• What needs to be done
Copy out every line exactly as given.

═══ Records for processing

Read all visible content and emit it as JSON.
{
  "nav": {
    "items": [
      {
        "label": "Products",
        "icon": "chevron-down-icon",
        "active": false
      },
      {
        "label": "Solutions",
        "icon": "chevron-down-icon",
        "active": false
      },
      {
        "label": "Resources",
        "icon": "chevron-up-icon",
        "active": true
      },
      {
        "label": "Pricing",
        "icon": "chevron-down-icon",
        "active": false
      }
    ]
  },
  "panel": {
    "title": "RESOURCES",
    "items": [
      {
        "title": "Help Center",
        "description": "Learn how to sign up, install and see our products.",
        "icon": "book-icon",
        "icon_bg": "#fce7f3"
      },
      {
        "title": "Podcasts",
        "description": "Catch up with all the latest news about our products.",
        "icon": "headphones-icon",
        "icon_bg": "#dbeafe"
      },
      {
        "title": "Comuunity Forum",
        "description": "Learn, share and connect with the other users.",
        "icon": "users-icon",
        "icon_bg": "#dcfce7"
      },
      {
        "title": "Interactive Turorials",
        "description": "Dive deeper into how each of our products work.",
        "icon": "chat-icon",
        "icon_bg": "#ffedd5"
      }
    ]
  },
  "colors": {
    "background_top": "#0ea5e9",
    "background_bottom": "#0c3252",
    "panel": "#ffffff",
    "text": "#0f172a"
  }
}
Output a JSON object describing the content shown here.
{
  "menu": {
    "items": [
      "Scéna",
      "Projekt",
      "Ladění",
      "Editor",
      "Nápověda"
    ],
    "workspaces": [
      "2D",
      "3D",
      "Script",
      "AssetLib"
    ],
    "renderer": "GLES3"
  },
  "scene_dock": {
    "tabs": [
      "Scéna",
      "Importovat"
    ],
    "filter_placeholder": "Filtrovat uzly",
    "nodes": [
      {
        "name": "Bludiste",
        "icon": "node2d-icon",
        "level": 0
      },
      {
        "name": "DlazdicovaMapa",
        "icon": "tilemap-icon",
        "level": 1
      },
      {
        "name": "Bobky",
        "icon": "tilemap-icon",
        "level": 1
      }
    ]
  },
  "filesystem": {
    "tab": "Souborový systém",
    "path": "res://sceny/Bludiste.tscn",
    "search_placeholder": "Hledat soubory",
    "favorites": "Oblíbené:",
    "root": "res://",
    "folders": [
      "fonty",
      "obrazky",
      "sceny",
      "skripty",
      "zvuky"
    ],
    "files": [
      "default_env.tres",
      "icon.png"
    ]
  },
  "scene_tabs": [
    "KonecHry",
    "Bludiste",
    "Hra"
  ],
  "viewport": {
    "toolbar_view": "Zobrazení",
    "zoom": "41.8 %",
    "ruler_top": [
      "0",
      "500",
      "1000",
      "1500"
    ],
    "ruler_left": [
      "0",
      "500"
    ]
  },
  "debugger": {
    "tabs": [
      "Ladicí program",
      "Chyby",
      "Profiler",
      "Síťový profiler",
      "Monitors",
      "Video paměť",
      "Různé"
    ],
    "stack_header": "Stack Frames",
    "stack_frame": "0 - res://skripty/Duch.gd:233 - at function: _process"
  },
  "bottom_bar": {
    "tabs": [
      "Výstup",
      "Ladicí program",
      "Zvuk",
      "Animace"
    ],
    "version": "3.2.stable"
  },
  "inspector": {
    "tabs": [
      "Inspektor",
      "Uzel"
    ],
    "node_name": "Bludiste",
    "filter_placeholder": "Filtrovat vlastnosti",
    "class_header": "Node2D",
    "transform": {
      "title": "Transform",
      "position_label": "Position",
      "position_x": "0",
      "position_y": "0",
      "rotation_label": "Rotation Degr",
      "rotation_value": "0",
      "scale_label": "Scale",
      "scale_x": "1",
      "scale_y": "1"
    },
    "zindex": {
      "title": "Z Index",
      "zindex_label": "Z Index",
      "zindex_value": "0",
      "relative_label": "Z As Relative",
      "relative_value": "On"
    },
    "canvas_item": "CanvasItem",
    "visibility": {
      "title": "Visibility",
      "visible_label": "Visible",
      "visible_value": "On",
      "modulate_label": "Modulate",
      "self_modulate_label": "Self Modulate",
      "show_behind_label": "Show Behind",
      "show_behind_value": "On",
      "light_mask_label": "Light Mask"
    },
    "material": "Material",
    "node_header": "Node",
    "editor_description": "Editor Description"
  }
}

══════

• Solution below
Read all visible content and emit it as JSON.
{
  "nav": {
    "items": [
      {
        "label": "Products",
        "icon": "chevron-down-icon",
        "active": false
      },
      {
        "label": "Solutions",
        "icon": "chevron-down-icon",
        "active": false
      },
      {
        "label": "Resources",
        "icon": "chevron-up-icon",
        "active": true
      },
      {
        "label": "Pricing",
        "icon": "chevron-down-icon",
        "active": false
      }
    ]
  },
  "panel": {
    "title": "RESOURCES",
    "items": [
      {
        "title": "Help Center",
        "description": "Learn how to sign up, install and see our products.",
        "icon": "book-icon",
        "icon_bg": "#fce7f3"
      },
      {
        "title": "Podcasts",
        "description": "Catch up with all the latest news about our products.",
        "icon": "headphones-icon",
        "icon_bg": "#dbeafe"
      },
      {
        "title": "Comuunity Forum",
        "description": "Learn, share and connect with the other users.",
        "icon": "users-icon",
        "icon_bg": "#dcfce7"
      },
      {
        "title": "Interactive Turorials",
        "description": "Dive deeper into how each of our products work.",
        "icon": "chat-icon",
        "icon_bg": "#ffedd5"
      }
    ]
  },
  "colors": {
    "background_top": "#0ea5e9",
    "background_bottom": "#0c3252",
    "panel": "#ffffff",
    "text": "#0f172a"
  }
}
Output a JSON object describing the content shown here.
{
  "menu": {
    "items": [
      "Scéna",
      "Projekt",
      "Ladění",
      "Editor",
      "Nápověda"
    ],
    "workspaces": [
      "2D",
      "3D",
      "Script",
      "AssetLib"
    ],
    "renderer": "GLES3"
  },
  "scene_dock": {
    "tabs": [
      "Scéna",
      "Importovat"
    ],
    "filter_placeholder": "Filtrovat uzly",
    "nodes": [
      {
        "name": "Bludiste",
        "icon": "node2d-icon",
        "level": 0
      },
      {
        "name": "DlazdicovaMapa",
        "icon": "tilemap-icon",
        "level": 1
      },
      {
        "name": "Bobky",
        "icon": "tilemap-icon",
        "level": 1
      }
    ]
  },
  "filesystem": {
    "tab": "Souborový systém",
    "path": "res://sceny/Bludiste.tscn",
    "search_placeholder": "Hledat soubory",
    "favorites": "Oblíbené:",
    "root": "res://",
    "folders": [
      "fonty",
      "obrazky",
      "sceny",
      "skripty",
      "zvuky"
    ],
    "files": [
      "default_env.tres",
      "icon.png"
    ]
  },
  "scene_tabs": [
    "KonecHry",
    "Bludiste",
    "Hra"
  ],
  "viewport": {
    "toolbar_view": "Zobrazení",
    "zoom": "41.8 %",
    "ruler_top": [
      "0",
      "500",
      "1000",
      "1500"
    ],
    "ruler_left": [
      "0",
      "500"
    ]
  },
  "debugger": {
    "tabs": [
      "Ladicí program",
      "Chyby",
      "Profiler",
      "Síťový profiler",
      "Monitors",
      "Video paměť",
      "Různé"
    ],
    "stack_header": "Stack Frames",
    "stack_frame": "0 - res://skripty/Duch.gd:233 - at function: _process"
  },
  "bottom_bar": {
    "tabs": [
      "Výstup",
      "Ladicí program",
      "Zvuk",
      "Animace"
    ],
    "version": "3.2.stable"
  },
  "inspector": {
    "tabs": [
      "Inspektor",
      "Uzel"
    ],
    "node_name": "Bludiste",
    "filter_placeholder": "Filtrovat vlastnosti",
    "class_header": "Node2D",
    "transform": {
      "title": "Transform",
      "position_label": "Position",
      "position_x": "0",
      "position_y": "0",
      "rotation_label": "Rotation Degr",
      "rotation_value": "0",
      "scale_label": "Scale",
      "scale_x": "1",
      "scale_y": "1"
    },
    "zindex": {
      "title": "Z Index",
      "zindex_label": "Z Index",
      "zindex_value": "0",
      "relative_label": "Z As Relative",
      "relative_value": "On"
    },
    "canvas_item": "CanvasItem",
    "visibility": {
      "title": "Visibility",
      "visible_label": "Visible",
      "visible_value": "On",
      "modulate_label": "Modulate",
      "self_modulate_label": "Self Modulate",
      "show_behind_label": "Show Behind",
      "show_behind_value": "On",
      "light_mask_label": "Light Mask"
    },
    "material": "Material",
    "node_header": "Node",
    "editor_description": "Editor Description"
  }
}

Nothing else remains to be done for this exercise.